* [Your instructions]
In the entries below, find the lines that contain the word "hujan" and copy them.

START

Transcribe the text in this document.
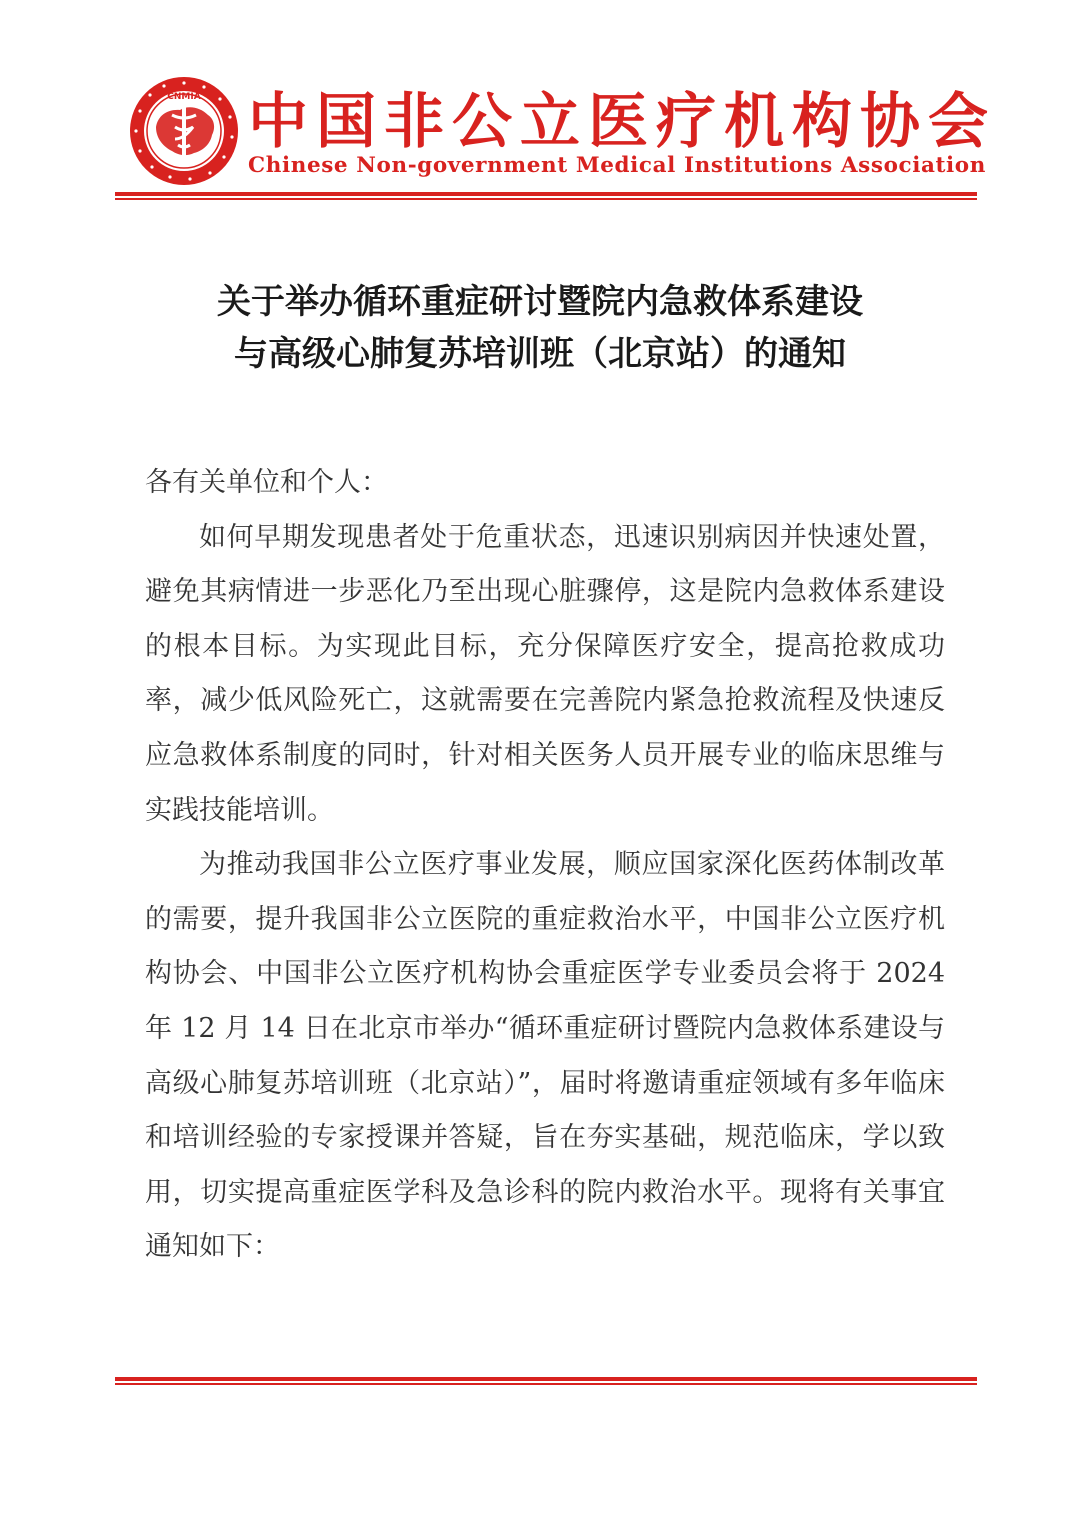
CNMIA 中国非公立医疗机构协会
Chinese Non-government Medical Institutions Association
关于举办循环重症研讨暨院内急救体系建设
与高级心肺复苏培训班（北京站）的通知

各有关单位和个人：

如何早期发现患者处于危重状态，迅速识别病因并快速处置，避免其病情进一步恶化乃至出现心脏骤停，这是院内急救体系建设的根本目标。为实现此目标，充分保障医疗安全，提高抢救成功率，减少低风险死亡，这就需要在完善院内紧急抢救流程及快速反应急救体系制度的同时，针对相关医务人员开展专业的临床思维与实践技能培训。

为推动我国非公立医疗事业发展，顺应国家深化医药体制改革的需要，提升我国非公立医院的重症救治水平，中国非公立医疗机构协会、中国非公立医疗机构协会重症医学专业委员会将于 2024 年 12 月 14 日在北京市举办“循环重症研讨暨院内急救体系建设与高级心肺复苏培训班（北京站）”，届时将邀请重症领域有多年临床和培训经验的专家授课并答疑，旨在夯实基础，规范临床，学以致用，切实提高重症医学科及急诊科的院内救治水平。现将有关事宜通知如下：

END
START

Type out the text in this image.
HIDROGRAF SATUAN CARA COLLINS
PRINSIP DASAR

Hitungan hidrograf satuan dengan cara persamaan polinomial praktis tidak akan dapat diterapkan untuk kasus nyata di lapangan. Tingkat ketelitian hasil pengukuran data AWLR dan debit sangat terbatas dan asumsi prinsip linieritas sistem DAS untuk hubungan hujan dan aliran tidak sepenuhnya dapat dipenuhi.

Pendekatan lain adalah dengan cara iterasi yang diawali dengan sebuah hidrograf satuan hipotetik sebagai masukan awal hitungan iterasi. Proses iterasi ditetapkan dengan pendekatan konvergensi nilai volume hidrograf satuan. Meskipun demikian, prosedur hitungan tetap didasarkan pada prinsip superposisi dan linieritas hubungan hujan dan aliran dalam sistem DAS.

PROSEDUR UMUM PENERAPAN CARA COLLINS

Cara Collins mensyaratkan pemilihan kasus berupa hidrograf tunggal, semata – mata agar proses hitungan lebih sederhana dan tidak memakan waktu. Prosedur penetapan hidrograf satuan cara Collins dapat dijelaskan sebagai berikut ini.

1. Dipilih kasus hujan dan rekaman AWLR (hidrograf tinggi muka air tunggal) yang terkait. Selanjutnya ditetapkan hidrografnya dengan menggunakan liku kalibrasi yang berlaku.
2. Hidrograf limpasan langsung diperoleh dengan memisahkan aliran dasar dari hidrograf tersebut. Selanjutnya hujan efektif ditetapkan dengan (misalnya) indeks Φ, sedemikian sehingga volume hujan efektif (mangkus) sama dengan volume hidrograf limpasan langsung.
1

END

* [Solution to this task]
Hitungan hidrograf satuan dengan cara persamaan polinomial praktis tidak akan dapat diterapkan untuk kasus nyata di lapangan. Tingkat ketelitian hasil pengukuran data AWLR dan debit sangat terbatas dan asumsi prinsip linieritas sistem DAS untuk hubungan hujan dan aliran tidak sepenuhnya dapat dipenuhi.
Pendekatan lain adalah dengan cara iterasi yang diawali dengan sebuah hidrograf satuan hipotetik sebagai masukan awal hitungan iterasi. Proses iterasi ditetapkan dengan pendekatan konvergensi nilai volume hidrograf satuan. Meskipun demikian, prosedur hitungan tetap didasarkan pada prinsip superposisi dan linieritas hubungan hujan dan aliran dalam sistem DAS.
1. Dipilih kasus hujan dan rekaman AWLR (hidrograf tinggi muka air tunggal) yang terkait. Selanjutnya ditetapkan hidrografnya dengan menggunakan liku kalibrasi yang berlaku.
2. Hidrograf limpasan langsung diperoleh dengan memisahkan aliran dasar dari hidrograf tersebut. Selanjutnya hujan efektif ditetapkan dengan (misalnya) indeks Φ, sedemikian sehingga volume hujan efektif (mangkus) sama dengan volume hidrograf limpasan langsung.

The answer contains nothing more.